• THE TASK
Give all of the lines again, with nothing added or dropped.

[Dataset records]

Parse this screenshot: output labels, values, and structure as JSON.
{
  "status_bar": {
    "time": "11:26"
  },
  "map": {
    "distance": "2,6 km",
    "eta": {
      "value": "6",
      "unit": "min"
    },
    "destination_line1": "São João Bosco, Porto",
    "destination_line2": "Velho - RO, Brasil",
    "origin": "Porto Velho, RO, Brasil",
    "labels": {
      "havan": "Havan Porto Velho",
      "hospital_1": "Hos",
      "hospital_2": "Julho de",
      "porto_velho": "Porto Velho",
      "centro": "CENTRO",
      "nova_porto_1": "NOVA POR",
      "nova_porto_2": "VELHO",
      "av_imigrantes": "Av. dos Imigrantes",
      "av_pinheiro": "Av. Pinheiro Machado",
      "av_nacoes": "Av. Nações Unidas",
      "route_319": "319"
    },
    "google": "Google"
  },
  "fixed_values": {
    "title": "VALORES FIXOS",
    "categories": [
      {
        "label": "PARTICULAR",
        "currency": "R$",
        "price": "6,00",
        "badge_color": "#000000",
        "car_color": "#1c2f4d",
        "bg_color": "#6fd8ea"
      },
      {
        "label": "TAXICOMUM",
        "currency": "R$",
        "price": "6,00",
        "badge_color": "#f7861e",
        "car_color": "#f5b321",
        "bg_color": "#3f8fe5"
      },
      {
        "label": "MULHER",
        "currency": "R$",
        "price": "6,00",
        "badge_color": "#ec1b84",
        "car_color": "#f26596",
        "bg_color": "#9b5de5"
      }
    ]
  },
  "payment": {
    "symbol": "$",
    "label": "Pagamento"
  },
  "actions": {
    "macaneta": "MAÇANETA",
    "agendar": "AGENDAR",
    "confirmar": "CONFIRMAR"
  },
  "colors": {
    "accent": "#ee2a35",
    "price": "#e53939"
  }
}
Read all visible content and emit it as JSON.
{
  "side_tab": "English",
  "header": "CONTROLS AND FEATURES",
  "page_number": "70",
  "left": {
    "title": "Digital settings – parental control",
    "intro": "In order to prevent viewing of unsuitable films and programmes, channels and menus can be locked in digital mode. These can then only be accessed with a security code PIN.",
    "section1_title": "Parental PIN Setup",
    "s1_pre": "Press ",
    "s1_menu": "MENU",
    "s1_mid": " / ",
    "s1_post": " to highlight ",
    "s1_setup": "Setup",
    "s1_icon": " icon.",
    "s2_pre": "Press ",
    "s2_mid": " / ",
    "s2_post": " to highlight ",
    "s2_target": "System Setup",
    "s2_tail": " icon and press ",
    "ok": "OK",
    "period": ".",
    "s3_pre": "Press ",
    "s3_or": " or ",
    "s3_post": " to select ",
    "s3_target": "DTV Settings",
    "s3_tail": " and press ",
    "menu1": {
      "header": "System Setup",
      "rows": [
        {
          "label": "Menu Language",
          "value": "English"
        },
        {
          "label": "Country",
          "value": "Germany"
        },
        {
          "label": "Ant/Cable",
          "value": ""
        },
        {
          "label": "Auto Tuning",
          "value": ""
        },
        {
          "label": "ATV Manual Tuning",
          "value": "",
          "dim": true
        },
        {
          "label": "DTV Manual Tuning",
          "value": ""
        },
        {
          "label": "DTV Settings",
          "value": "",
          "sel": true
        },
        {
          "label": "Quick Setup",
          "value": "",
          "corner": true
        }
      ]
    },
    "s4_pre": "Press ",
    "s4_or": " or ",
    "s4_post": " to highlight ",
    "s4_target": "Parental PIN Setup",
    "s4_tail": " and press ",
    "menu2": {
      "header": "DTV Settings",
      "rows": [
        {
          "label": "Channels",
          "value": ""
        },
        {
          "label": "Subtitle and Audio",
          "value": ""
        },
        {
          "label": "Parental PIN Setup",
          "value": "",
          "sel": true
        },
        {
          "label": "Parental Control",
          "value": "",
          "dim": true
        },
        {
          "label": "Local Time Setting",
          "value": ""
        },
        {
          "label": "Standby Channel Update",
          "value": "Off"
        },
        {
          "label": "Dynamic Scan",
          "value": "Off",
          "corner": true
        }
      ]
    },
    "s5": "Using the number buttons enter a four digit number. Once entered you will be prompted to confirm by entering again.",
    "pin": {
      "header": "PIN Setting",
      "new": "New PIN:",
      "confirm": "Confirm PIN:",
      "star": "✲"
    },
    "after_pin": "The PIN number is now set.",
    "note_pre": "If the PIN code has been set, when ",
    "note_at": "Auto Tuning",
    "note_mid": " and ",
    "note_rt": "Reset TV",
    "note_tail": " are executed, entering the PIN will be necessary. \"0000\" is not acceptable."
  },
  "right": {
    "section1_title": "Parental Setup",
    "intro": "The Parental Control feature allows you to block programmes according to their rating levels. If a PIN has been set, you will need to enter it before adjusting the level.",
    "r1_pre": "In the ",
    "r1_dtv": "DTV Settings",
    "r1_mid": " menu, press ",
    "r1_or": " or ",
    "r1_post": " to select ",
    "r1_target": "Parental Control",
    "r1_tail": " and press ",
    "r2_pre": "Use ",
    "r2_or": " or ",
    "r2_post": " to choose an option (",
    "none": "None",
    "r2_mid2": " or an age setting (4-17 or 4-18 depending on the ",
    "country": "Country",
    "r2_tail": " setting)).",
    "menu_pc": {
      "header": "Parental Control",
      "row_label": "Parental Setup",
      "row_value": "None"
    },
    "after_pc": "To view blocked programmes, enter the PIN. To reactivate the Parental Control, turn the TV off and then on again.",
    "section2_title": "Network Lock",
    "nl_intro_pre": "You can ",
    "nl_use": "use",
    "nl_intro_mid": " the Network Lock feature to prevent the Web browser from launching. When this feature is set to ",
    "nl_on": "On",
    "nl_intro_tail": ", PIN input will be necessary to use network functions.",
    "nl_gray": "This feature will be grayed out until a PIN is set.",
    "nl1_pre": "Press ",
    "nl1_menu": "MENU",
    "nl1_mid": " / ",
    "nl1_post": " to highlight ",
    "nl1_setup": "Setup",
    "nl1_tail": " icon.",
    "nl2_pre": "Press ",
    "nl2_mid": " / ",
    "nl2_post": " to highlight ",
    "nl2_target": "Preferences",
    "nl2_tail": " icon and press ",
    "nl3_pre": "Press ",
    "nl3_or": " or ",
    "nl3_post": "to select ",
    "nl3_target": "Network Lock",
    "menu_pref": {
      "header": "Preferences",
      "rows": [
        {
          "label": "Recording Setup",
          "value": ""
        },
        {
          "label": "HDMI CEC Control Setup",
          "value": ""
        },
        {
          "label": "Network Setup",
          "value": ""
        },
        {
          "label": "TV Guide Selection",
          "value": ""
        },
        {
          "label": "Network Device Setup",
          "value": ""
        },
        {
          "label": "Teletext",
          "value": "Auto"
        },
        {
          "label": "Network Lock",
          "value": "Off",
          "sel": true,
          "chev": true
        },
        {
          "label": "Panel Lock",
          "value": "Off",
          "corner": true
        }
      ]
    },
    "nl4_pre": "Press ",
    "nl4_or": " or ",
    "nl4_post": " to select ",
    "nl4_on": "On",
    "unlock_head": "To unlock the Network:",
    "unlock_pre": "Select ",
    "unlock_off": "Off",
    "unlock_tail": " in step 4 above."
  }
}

• RESULT BELOW
Parse this screenshot: output labels, values, and structure as JSON.
{
  "status_bar": {
    "time": "11:26"
  },
  "map": {
    "distance": "2,6 km",
    "eta": {
      "value": "6",
      "unit": "min"
    },
    "destination_line1": "São João Bosco, Porto",
    "destination_line2": "Velho - RO, Brasil",
    "origin": "Porto Velho, RO, Brasil",
    "labels": {
      "havan": "Havan Porto Velho",
      "hospital_1": "Hos",
      "hospital_2": "Julho de",
      "porto_velho": "Porto Velho",
      "centro": "CENTRO",
      "nova_porto_1": "NOVA POR",
      "nova_porto_2": "VELHO",
      "av_imigrantes": "Av. dos Imigrantes",
      "av_pinheiro": "Av. Pinheiro Machado",
      "av_nacoes": "Av. Nações Unidas",
      "route_319": "319"
    },
    "google": "Google"
  },
  "fixed_values": {
    "title": "VALORES FIXOS",
    "categories": [
      {
        "label": "PARTICULAR",
        "currency": "R$",
        "price": "6,00",
        "badge_color": "#000000",
        "car_color": "#1c2f4d",
        "bg_color": "#6fd8ea"
      },
      {
        "label": "TAXICOMUM",
        "currency": "R$",
        "price": "6,00",
        "badge_color": "#f7861e",
        "car_color": "#f5b321",
        "bg_color": "#3f8fe5"
      },
      {
        "label": "MULHER",
        "currency": "R$",
        "price": "6,00",
        "badge_color": "#ec1b84",
        "car_color": "#f26596",
        "bg_color": "#9b5de5"
      }
    ]
  },
  "payment": {
    "symbol": "$",
    "label": "Pagamento"
  },
  "actions": {
    "macaneta": "MAÇANETA",
    "agendar": "AGENDAR",
    "confirmar": "CONFIRMAR"
  },
  "colors": {
    "accent": "#ee2a35",
    "price": "#e53939"
  }
}
Read all visible content and emit it as JSON.
{
  "side_tab": "English",
  "header": "CONTROLS AND FEATURES",
  "page_number": "70",
  "left": {
    "title": "Digital settings – parental control",
    "intro": "In order to prevent viewing of unsuitable films and programmes, channels and menus can be locked in digital mode. These can then only be accessed with a security code PIN.",
    "section1_title": "Parental PIN Setup",
    "s1_pre": "Press ",
    "s1_menu": "MENU",
    "s1_mid": " / ",
    "s1_post": " to highlight ",
    "s1_setup": "Setup",
    "s1_icon": " icon.",
    "s2_pre": "Press ",
    "s2_mid": " / ",
    "s2_post": " to highlight ",
    "s2_target": "System Setup",
    "s2_tail": " icon and press ",
    "ok": "OK",
    "period": ".",
    "s3_pre": "Press ",
    "s3_or": " or ",
    "s3_post": " to select ",
    "s3_target": "DTV Settings",
    "s3_tail": " and press ",
    "menu1": {
      "header": "System Setup",
      "rows": [
        {
          "label": "Menu Language",
          "value": "English"
        },
        {
          "label": "Country",
          "value": "Germany"
        },
        {
          "label": "Ant/Cable",
          "value": ""
        },
        {
          "label": "Auto Tuning",
          "value": ""
        },
        {
          "label": "ATV Manual Tuning",
          "value": "",
          "dim": true
        },
        {
          "label": "DTV Manual Tuning",
          "value": ""
        },
        {
          "label": "DTV Settings",
          "value": "",
          "sel": true
        },
        {
          "label": "Quick Setup",
          "value": "",
          "corner": true
        }
      ]
    },
    "s4_pre": "Press ",
    "s4_or": " or ",
    "s4_post": " to highlight ",
    "s4_target": "Parental PIN Setup",
    "s4_tail": " and press ",
    "menu2": {
      "header": "DTV Settings",
      "rows": [
        {
          "label": "Channels",
          "value": ""
        },
        {
          "label": "Subtitle and Audio",
          "value": ""
        },
        {
          "label": "Parental PIN Setup",
          "value": "",
          "sel": true
        },
        {
          "label": "Parental Control",
          "value": "",
          "dim": true
        },
        {
          "label": "Local Time Setting",
          "value": ""
        },
        {
          "label": "Standby Channel Update",
          "value": "Off"
        },
        {
          "label": "Dynamic Scan",
          "value": "Off",
          "corner": true
        }
      ]
    },
    "s5": "Using the number buttons enter a four digit number. Once entered you will be prompted to confirm by entering again.",
    "pin": {
      "header": "PIN Setting",
      "new": "New PIN:",
      "confirm": "Confirm PIN:",
      "star": "✲"
    },
    "after_pin": "The PIN number is now set.",
    "note_pre": "If the PIN code has been set, when ",
    "note_at": "Auto Tuning",
    "note_mid": " and ",
    "note_rt": "Reset TV",
    "note_tail": " are executed, entering the PIN will be necessary. \"0000\" is not acceptable."
  },
  "right": {
    "section1_title": "Parental Setup",
    "intro": "The Parental Control feature allows you to block programmes according to their rating levels. If a PIN has been set, you will need to enter it before adjusting the level.",
    "r1_pre": "In the ",
    "r1_dtv": "DTV Settings",
    "r1_mid": " menu, press ",
    "r1_or": " or ",
    "r1_post": " to select ",
    "r1_target": "Parental Control",
    "r1_tail": " and press ",
    "r2_pre": "Use ",
    "r2_or": " or ",
    "r2_post": " to choose an option (",
    "none": "None",
    "r2_mid2": " or an age setting (4-17 or 4-18 depending on the ",
    "country": "Country",
    "r2_tail": " setting)).",
    "menu_pc": {
      "header": "Parental Control",
      "row_label": "Parental Setup",
      "row_value": "None"
    },
    "after_pc": "To view blocked programmes, enter the PIN. To reactivate the Parental Control, turn the TV off and then on again.",
    "section2_title": "Network Lock",
    "nl_intro_pre": "You can ",
    "nl_use": "use",
    "nl_intro_mid": " the Network Lock feature to prevent the Web browser from launching. When this feature is set to ",
    "nl_on": "On",
    "nl_intro_tail": ", PIN input will be necessary to use network functions.",
    "nl_gray": "This feature will be grayed out until a PIN is set.",
    "nl1_pre": "Press ",
    "nl1_menu": "MENU",
    "nl1_mid": " / ",
    "nl1_post": " to highlight ",
    "nl1_setup": "Setup",
    "nl1_tail": " icon.",
    "nl2_pre": "Press ",
    "nl2_mid": " / ",
    "nl2_post": " to highlight ",
    "nl2_target": "Preferences",
    "nl2_tail": " icon and press ",
    "nl3_pre": "Press ",
    "nl3_or": " or ",
    "nl3_post": "to select ",
    "nl3_target": "Network Lock",
    "menu_pref": {
      "header": "Preferences",
      "rows": [
        {
          "label": "Recording Setup",
          "value": ""
        },
        {
          "label": "HDMI CEC Control Setup",
          "value": ""
        },
        {
          "label": "Network Setup",
          "value": ""
        },
        {
          "label": "TV Guide Selection",
          "value": ""
        },
        {
          "label": "Network Device Setup",
          "value": ""
        },
        {
          "label": "Teletext",
          "value": "Auto"
        },
        {
          "label": "Network Lock",
          "value": "Off",
          "sel": true,
          "chev": true
        },
        {
          "label": "Panel Lock",
          "value": "Off",
          "corner": true
        }
      ]
    },
    "nl4_pre": "Press ",
    "nl4_or": " or ",
    "nl4_post": " to select ",
    "nl4_on": "On",
    "unlock_head": "To unlock the Network:",
    "unlock_pre": "Select ",
    "unlock_off": "Off",
    "unlock_tail": " in step 4 above."
  }
}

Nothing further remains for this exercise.